§ PASSAGE RETENU:
================
9.2Le Comité a pris note des griefs de l’auteur dénonçant une violation des droits qu’il tient des articles 21 et 26 du Pacte. Le Comité rappelle que le droit de réunion pacifique protège la capacité de chacun d’exercer son autonomie tout en étant solidaire d’autrui. Associé à d’autres droits connexes, il forme le socle même des systèmes de gouvernance participative fondés sur la démocratie, les droits de l’homme, l’état de droit et le pluralisme. De plus, les États doivent veiller à ce que leurs lois et l’interprétation et l’application qui en sont faites n’entraînent pas de discrimination dans la jouissance du droit de réunion pacifique, fondée par exemple sur l’orientation sexuelle ou l’identité de genre.
================
§ ENREGISTREMENTS CONSERVÉS:
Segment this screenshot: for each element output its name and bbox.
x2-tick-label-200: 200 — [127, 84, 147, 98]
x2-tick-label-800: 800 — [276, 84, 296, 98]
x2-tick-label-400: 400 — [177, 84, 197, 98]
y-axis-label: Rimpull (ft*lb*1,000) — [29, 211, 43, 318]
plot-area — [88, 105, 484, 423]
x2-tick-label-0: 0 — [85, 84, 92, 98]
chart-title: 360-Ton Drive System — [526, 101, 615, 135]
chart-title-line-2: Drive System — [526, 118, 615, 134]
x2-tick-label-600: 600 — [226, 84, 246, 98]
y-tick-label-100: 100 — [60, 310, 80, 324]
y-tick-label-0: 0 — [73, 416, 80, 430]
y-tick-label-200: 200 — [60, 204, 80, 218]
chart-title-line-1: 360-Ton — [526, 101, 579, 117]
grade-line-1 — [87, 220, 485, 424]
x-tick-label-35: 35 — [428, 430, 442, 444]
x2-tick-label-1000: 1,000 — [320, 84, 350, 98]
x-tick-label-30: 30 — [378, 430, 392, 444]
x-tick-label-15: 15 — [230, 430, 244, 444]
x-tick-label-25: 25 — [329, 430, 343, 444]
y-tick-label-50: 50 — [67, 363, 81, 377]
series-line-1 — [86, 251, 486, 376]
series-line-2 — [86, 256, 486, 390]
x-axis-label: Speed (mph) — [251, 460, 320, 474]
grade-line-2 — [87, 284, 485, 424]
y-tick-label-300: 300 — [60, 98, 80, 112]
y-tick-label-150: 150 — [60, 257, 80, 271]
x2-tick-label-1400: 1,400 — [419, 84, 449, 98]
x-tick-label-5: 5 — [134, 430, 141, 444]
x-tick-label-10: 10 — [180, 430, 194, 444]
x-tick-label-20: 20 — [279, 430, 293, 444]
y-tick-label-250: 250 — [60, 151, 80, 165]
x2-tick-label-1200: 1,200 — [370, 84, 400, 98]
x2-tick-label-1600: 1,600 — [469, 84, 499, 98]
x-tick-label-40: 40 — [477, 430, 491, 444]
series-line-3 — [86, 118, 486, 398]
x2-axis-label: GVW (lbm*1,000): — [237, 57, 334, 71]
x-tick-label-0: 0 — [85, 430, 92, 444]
================
§ CONSIGNES:
1. Répondez aux questions suivantes d'après le passage retenu :
(a) Quels articles du Pacte l'auteur estime-t-il violés ?
(b) Selon le Comité, quelle capacité le droit de réunion pacifique protège-t-il ?
(c) Sur quoi sont fondés les systèmes de gouvernance participative ?
2. Reproduisez à l'identique la partie du passage retenu qui s'ouvre sur les mots « 9.2Le Comité a » et se clôt sur « l’identité de genre. ».

§ CORRIGÉS:
1.
(a) Les articles 21 et 26.
(b) La capacité de chacun d'exercer son autonomie tout en étant solidaire d'autrui.
(c) Sur la démocratie, les droits de l'homme, l'état de droit et le pluralisme.

2.
9.2Le Comité a pris note des griefs de l’auteur dénonçant une violation des droits qu’il tient des articles 21 et 26 du Pacte. Le Comité rappelle que le droit de réunion pacifique protège la capacité de chacun d’exercer son autonomie tout en étant solidaire d’autrui. Associé à d’autres droits connexes, il forme le socle même des systèmes de gouvernance participative fondés sur la démocratie, les droits de l’homme, l’état de droit et le pluralisme. De plus, les États doivent veiller à ce que leurs lois et l’interprétation et l’application qui en sont faites n’entraînent pas de discrimination dans la jouissance du droit de réunion pacifique, fondée par exemple sur l’orientation sexuelle ou l’identité de genre.